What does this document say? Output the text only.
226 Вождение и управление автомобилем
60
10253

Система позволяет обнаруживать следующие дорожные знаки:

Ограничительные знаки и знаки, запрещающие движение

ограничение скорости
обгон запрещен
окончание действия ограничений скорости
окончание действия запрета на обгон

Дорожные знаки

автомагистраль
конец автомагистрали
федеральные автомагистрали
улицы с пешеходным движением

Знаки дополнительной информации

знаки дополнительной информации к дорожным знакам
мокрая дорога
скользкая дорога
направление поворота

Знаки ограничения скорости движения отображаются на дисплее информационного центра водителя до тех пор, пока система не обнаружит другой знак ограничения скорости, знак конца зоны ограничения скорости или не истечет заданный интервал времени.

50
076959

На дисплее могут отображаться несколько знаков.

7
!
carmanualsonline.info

Problem requirements.
Every record shown above must be echoed exactly.

Completed task.
What does this document say? Output the text only.
226 Вождение и управление автомобилем
60
10253

Система позволяет обнаруживать следующие дорожные знаки:

Ограничительные знаки и знаки, запрещающие движение

ограничение скорости
обгон запрещен
окончание действия ограничений скорости
окончание действия запрета на обгон

Дорожные знаки

автомагистраль
конец автомагистрали
федеральные автомагистрали
улицы с пешеходным движением

Знаки дополнительной информации

знаки дополнительной информации к дорожным знакам
мокрая дорога
скользкая дорога
направление поворота

Знаки ограничения скорости движения отображаются на дисплее информационного центра водителя до тех пор, пока система не обнаружит другой знак ограничения скорости, знак конца зоны ограничения скорости или не истечет заданный интервал времени.

50
076959

На дисплее могут отображаться несколько знаков.

7
!
carmanualsonline.info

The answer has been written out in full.